Stated problem
Find each line with "this" and copy it.

START Exercise material

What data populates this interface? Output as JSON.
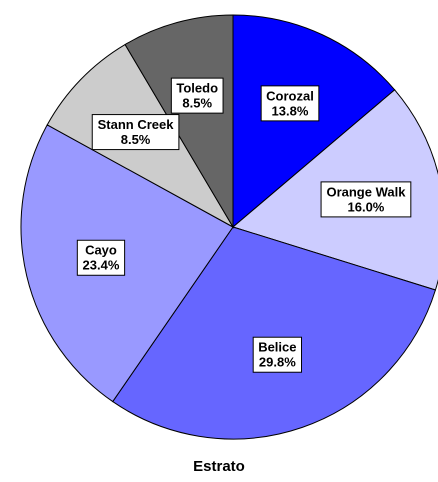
{
  "chart_data": {
    "type": "pie",
    "title": "Estrato",
    "categories": [
      "Corozal",
      "Orange Walk",
      "Belice",
      "Cayo",
      "Stann Creek",
      "Toledo"
    ],
    "values": [
      13.8,
      16.0,
      29.8,
      23.4,
      8.5,
      8.5
    ],
    "value_labels": [
      "13.8%",
      "16.0%",
      "29.8%",
      "23.4%",
      "8.5%",
      "8.5%"
    ],
    "colors": [
      "#0000ff",
      "#ccccff",
      "#6666ff",
      "#9999ff",
      "#cccccc",
      "#666666"
    ]
  }
}
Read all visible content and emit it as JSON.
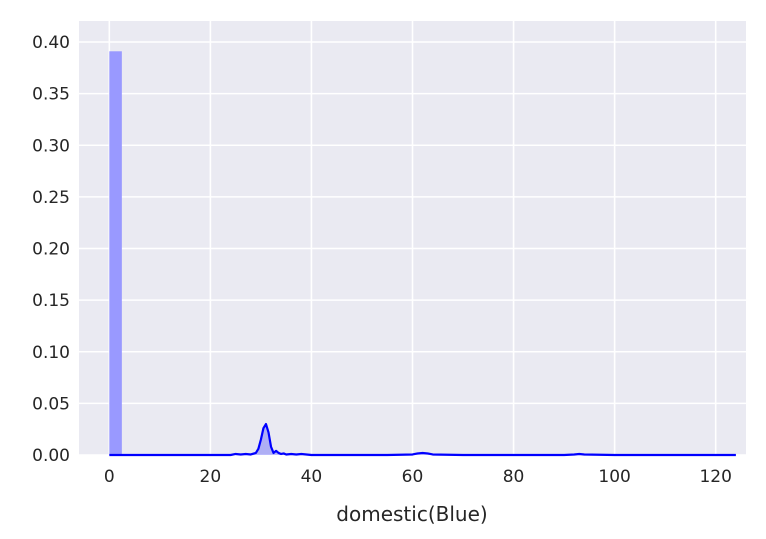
{
  "chart_data": {
    "type": "bar",
    "title": "",
    "xlabel": "domestic(Blue)",
    "ylabel": "",
    "xlim": [
      -6,
      126
    ],
    "ylim": [
      0,
      0.4
    ],
    "xticks": [
      0,
      20,
      40,
      60,
      80,
      100,
      120
    ],
    "xtick_labels": [
      "0",
      "20",
      "40",
      "60",
      "80",
      "100",
      "120"
    ],
    "yticks": [
      0.0,
      0.05,
      0.1,
      0.15,
      0.2,
      0.25,
      0.3,
      0.35,
      0.4
    ],
    "ytick_labels": [
      "0.00",
      "0.05",
      "0.10",
      "0.15",
      "0.20",
      "0.25",
      "0.30",
      "0.35",
      "0.40"
    ],
    "grid": true,
    "background": "#EAEAF2",
    "grid_color": "#FFFFFF",
    "bar_color": "#9999FF",
    "line_color": "#0000FF",
    "histogram": {
      "bins": [
        {
          "x0": 0.0,
          "x1": 2.48,
          "density": 0.391
        }
      ]
    },
    "kde": {
      "x": [
        0,
        1,
        2,
        3,
        5,
        10,
        15,
        20,
        24,
        25,
        26,
        27,
        28,
        29,
        29.5,
        30,
        30.5,
        31,
        31.5,
        32,
        32.5,
        33,
        33.5,
        34,
        34.5,
        35,
        36,
        37,
        38,
        40,
        45,
        50,
        55,
        60,
        61,
        62,
        63,
        64,
        70,
        80,
        90,
        92,
        93,
        94,
        100,
        110,
        124
      ],
      "y": [
        0,
        0,
        0,
        0,
        0,
        0,
        0,
        0,
        0,
        0.001,
        0.0005,
        0.001,
        0.0005,
        0.002,
        0.006,
        0.015,
        0.026,
        0.03,
        0.022,
        0.008,
        0.002,
        0.004,
        0.002,
        0.001,
        0.0015,
        0.0005,
        0.001,
        0.0005,
        0.001,
        0,
        0,
        0,
        0,
        0.0005,
        0.0015,
        0.002,
        0.0015,
        0.0005,
        0,
        0,
        0,
        0.0005,
        0.001,
        0.0005,
        0,
        0,
        0
      ]
    }
  }
}
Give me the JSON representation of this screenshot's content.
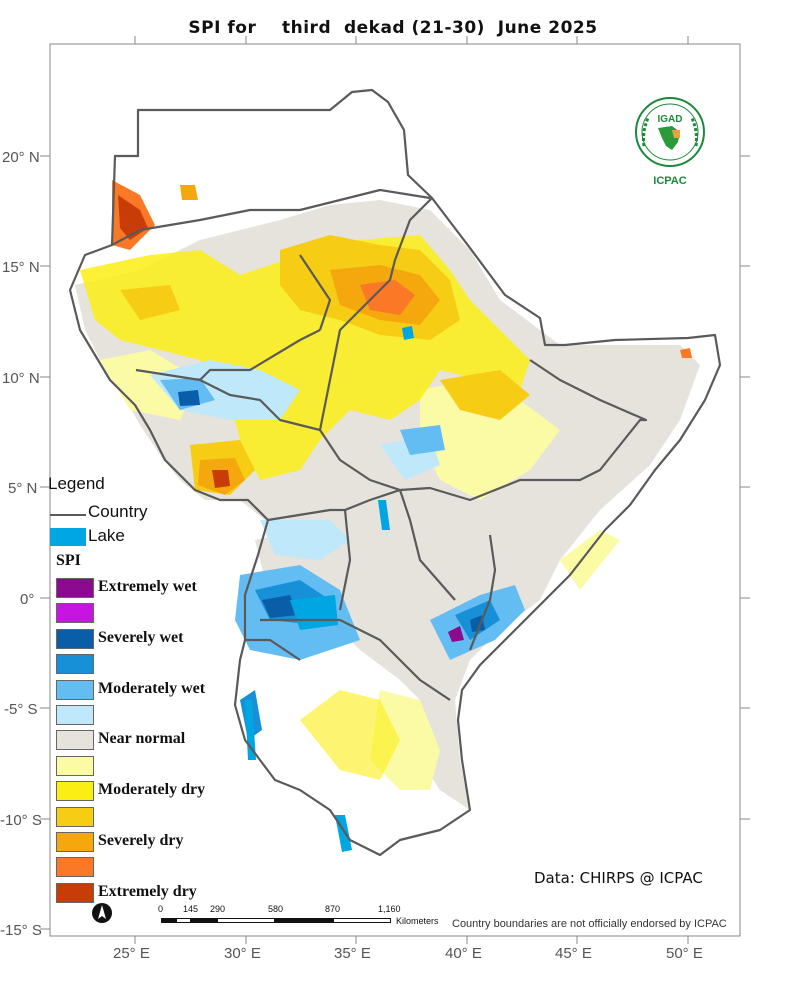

END Exercise material

Exercise output
What data populates this interface? Output as JSON.
Give me the JSON representation of this screenshot's content.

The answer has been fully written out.